Lines of data:

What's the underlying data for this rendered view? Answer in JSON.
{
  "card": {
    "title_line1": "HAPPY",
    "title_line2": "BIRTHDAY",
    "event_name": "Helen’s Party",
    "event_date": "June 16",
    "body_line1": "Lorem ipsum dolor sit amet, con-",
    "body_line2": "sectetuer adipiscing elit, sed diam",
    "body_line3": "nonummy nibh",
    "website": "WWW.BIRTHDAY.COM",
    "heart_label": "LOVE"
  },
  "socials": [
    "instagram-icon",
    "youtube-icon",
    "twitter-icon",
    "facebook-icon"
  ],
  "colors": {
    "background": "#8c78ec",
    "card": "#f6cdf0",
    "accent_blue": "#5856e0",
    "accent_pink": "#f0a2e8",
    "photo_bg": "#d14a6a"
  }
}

WHAT YOU WILL DO: Word for word, quote all of the data above.

RESPONSE TO THIS EXERCISE:
What's the underlying data for this rendered view? Answer in JSON.
{
  "card": {
    "title_line1": "HAPPY",
    "title_line2": "BIRTHDAY",
    "event_name": "Helen’s Party",
    "event_date": "June 16",
    "body_line1": "Lorem ipsum dolor sit amet, con-",
    "body_line2": "sectetuer adipiscing elit, sed diam",
    "body_line3": "nonummy nibh",
    "website": "WWW.BIRTHDAY.COM",
    "heart_label": "LOVE"
  },
  "socials": [
    "instagram-icon",
    "youtube-icon",
    "twitter-icon",
    "facebook-icon"
  ],
  "colors": {
    "background": "#8c78ec",
    "card": "#f6cdf0",
    "accent_blue": "#5856e0",
    "accent_pink": "#f0a2e8",
    "photo_bg": "#d14a6a"
  }
}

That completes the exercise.